Instructions to follow >>
Rewrite the listing below with "scan-speck" swapped for "scan-dust" everywhere it occurs. Leave every other part unchanged.

Given records >>
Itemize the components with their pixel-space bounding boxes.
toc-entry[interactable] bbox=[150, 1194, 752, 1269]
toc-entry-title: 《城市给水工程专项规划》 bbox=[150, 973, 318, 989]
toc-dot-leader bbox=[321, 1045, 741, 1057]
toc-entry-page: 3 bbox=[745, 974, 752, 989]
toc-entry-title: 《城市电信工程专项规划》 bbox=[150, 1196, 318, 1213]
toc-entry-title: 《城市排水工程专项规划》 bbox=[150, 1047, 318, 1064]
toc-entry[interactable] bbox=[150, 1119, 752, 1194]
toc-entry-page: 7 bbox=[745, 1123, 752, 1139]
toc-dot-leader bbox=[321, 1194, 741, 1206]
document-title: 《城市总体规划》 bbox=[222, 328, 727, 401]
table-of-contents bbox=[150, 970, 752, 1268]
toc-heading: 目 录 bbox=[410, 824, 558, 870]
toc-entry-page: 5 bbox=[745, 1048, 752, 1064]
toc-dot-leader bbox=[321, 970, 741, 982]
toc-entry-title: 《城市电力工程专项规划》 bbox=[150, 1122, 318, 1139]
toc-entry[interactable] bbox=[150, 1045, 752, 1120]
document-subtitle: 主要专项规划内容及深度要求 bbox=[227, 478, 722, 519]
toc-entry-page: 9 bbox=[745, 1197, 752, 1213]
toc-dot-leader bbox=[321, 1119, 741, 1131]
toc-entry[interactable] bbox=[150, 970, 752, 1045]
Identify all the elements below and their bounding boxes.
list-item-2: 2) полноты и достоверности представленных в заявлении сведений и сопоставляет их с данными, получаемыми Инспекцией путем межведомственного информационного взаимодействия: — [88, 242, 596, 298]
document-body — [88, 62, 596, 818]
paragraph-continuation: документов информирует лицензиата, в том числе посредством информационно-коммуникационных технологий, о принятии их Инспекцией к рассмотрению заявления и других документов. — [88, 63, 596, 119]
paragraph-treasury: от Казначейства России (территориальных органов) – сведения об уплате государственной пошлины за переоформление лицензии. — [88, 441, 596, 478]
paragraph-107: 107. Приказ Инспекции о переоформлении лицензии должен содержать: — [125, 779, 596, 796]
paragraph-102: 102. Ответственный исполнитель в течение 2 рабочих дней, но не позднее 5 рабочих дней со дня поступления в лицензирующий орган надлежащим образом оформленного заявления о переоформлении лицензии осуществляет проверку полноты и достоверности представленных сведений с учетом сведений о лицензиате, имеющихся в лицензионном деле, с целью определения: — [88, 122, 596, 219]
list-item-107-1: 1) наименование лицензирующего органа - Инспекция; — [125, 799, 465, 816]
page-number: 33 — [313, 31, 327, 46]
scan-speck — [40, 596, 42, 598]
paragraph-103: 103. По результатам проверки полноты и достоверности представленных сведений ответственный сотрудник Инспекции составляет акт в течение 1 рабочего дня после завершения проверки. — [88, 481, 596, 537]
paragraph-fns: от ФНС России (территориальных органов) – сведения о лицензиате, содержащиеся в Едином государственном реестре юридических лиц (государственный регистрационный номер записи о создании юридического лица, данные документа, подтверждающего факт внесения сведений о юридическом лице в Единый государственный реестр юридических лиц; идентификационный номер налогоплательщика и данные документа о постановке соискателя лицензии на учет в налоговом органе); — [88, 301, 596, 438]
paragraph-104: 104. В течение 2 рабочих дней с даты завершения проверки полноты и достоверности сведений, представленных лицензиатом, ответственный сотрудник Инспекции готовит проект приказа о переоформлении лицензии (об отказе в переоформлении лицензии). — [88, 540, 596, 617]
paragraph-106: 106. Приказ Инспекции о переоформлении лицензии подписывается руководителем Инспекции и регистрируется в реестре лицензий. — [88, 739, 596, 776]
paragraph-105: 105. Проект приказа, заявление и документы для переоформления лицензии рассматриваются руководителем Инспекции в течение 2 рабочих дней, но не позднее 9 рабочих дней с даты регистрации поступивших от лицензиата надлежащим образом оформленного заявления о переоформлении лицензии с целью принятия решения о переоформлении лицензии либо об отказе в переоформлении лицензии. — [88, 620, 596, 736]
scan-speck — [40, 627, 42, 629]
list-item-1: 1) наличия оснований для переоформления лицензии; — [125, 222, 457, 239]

Final result >>
Itemize the components with their pixel-space bounding boxes.
toc-entry[interactable] bbox=[150, 1194, 752, 1269]
toc-entry-title: 《城市给水工程专项规划》 bbox=[150, 973, 318, 989]
toc-dot-leader bbox=[321, 1045, 741, 1057]
toc-entry-page: 3 bbox=[745, 974, 752, 989]
toc-entry-title: 《城市电信工程专项规划》 bbox=[150, 1196, 318, 1213]
toc-entry-title: 《城市排水工程专项规划》 bbox=[150, 1047, 318, 1064]
toc-entry[interactable] bbox=[150, 1119, 752, 1194]
toc-entry-page: 7 bbox=[745, 1123, 752, 1139]
toc-dot-leader bbox=[321, 1194, 741, 1206]
document-title: 《城市总体规划》 bbox=[222, 328, 727, 401]
table-of-contents bbox=[150, 970, 752, 1268]
toc-heading: 目 录 bbox=[410, 824, 558, 870]
toc-entry-page: 5 bbox=[745, 1048, 752, 1064]
toc-dot-leader bbox=[321, 970, 741, 982]
toc-entry-title: 《城市电力工程专项规划》 bbox=[150, 1122, 318, 1139]
toc-entry[interactable] bbox=[150, 1045, 752, 1120]
document-subtitle: 主要专项规划内容及深度要求 bbox=[227, 478, 722, 519]
toc-entry-page: 9 bbox=[745, 1197, 752, 1213]
toc-dot-leader bbox=[321, 1119, 741, 1131]
toc-entry[interactable] bbox=[150, 970, 752, 1045]
Identify all the elements below and their bounding boxes.
list-item-2: 2) полноты и достоверности представленных в заявлении сведений и сопоставляет их с данными, получаемыми Инспекцией путем межведомственного информационного взаимодействия: — [88, 242, 596, 298]
document-body — [88, 62, 596, 818]
paragraph-continuation: документов информирует лицензиата, в том числе посредством информационно-коммуникационных технологий, о принятии их Инспекцией к рассмотрению заявления и других документов. — [88, 63, 596, 119]
paragraph-treasury: от Казначейства России (территориальных органов) – сведения об уплате государственной пошлины за переоформление лицензии. — [88, 441, 596, 478]
paragraph-107: 107. Приказ Инспекции о переоформлении лицензии должен содержать: — [125, 779, 596, 796]
paragraph-102: 102. Ответственный исполнитель в течение 2 рабочих дней, но не позднее 5 рабочих дней со дня поступления в лицензирующий орган надлежащим образом оформленного заявления о переоформлении лицензии осуществляет проверку полноты и достоверности представленных сведений с учетом сведений о лицензиате, имеющихся в лицензионном деле, с целью определения: — [88, 122, 596, 219]
list-item-107-1: 1) наименование лицензирующего органа - Инспекция; — [125, 799, 465, 816]
page-number: 33 — [313, 31, 327, 46]
scan-dust — [40, 596, 42, 598]
paragraph-103: 103. По результатам проверки полноты и достоверности представленных сведений ответственный сотрудник Инспекции составляет акт в течение 1 рабочего дня после завершения проверки. — [88, 481, 596, 537]
paragraph-fns: от ФНС России (территориальных органов) – сведения о лицензиате, содержащиеся в Едином государственном реестре юридических лиц (государственный регистрационный номер записи о создании юридического лица, данные документа, подтверждающего факт внесения сведений о юридическом лице в Единый государственный реестр юридических лиц; идентификационный номер налогоплательщика и данные документа о постановке соискателя лицензии на учет в налоговом органе); — [88, 301, 596, 438]
paragraph-104: 104. В течение 2 рабочих дней с даты завершения проверки полноты и достоверности сведений, представленных лицензиатом, ответственный сотрудник Инспекции готовит проект приказа о переоформлении лицензии (об отказе в переоформлении лицензии). — [88, 540, 596, 617]
paragraph-106: 106. Приказ Инспекции о переоформлении лицензии подписывается руководителем Инспекции и регистрируется в реестре лицензий. — [88, 739, 596, 776]
paragraph-105: 105. Проект приказа, заявление и документы для переоформления лицензии рассматриваются руководителем Инспекции в течение 2 рабочих дней, но не позднее 9 рабочих дней с даты регистрации поступивших от лицензиата надлежащим образом оформленного заявления о переоформлении лицензии с целью принятия решения о переоформлении лицензии либо об отказе в переоформлении лицензии. — [88, 620, 596, 736]
scan-dust — [40, 627, 42, 629]
list-item-1: 1) наличия оснований для переоформления лицензии; — [125, 222, 457, 239]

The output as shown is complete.